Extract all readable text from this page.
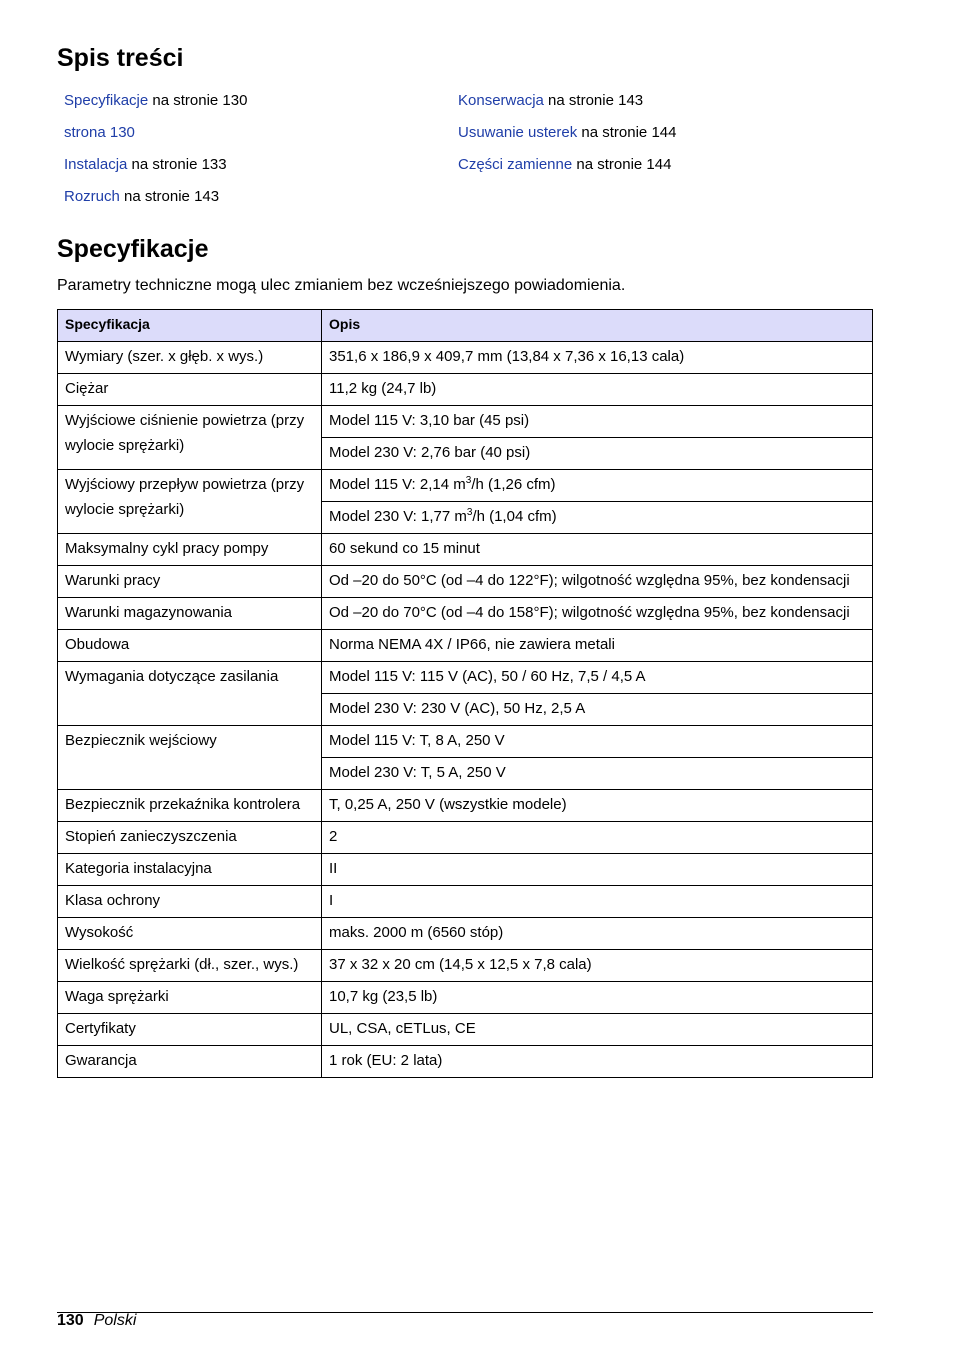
Spis treści
Specyfikacje na stronie 130
strona 130
Instalacja na stronie 133
Rozruch na stronie 143
Konserwacja na stronie 143
Usuwanie usterek na stronie 144
Części zamienne na stronie 144
Specyfikacje
Parametry techniczne mogą ulec zmianiem bez wcześniejszego powiadomienia.
Specyfikacja	Opis
Wymiary (szer. x głęb. x wys.)	351,6 x 186,9 x 409,7 mm (13,84 x 7,36 x 16,13 cala)
Ciężar	11,2 kg (24,7 lb)
Wyjściowe ciśnienie powietrza (przy wylocie sprężarki)	Model 115 V: 3,10 bar (45 psi)
	Model 230 V: 2,76 bar (40 psi)
Wyjściowy przepływ powietrza (przy wylocie sprężarki)	Model 115 V: 2,14 $m^3/h$ (1,26 cfm)
	Model 230 V: 1,77 $m^3/h$ (1,04 cfm)
Maksymalny cykl pracy pompy	60 sekund co 15 minut
Warunki pracy	Od –20 do 50°C (od –4 do 122°F); wilgotność względna 95%, bez kondensacji
Warunki magazynowania	Od –20 do 70°C (od –4 do 158°F); wilgotność względna 95%, bez kondensacji
Obudowa	Norma NEMA 4X / IP66, nie zawiera metali
Wymagania dotyczące zasilania	Model 115 V: 115 V (AC), 50 / 60 Hz, 7,5 / 4,5 A
	Model 230 V: 230 V (AC), 50 Hz, 2,5 A
Bezpiecznik wejściowy	Model 115 V: T, 8 A, 250 V
	Model 230 V: T, 5 A, 250 V
Bezpiecznik przekaźnika kontrolera	T, 0,25 A, 250 V (wszystkie modele)
Stopień zanieczyszczenia	2
Kategoria instalacyjna	II
Klasa ochrony	I
Wysokość	maks. 2000 m (6560 stóp)
Wielkość sprężarki (dł., szer., wys.)	37 x 32 x 20 cm (14,5 x 12,5 x 7,8 cala)
Waga sprężarki	10,7 kg (23,5 lb)
Certyfikaty	UL, CSA, cETLus, CE
Gwarancja	1 rok (EU: 2 lata)
130 Polski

:: WRITTEN TASK ::
Note every line above where the string "wylocie" shows up, and copy those lines.

:: RESPONSE ::
Wyjściowe ciśnienie powietrza (przy wylocie sprężarki)	Model 115 V: 3,10 bar (45 psi)
Wyjściowy przepływ powietrza (przy wylocie sprężarki)	Model 115 V: 2,14 $m^3/h$ (1,26 cfm)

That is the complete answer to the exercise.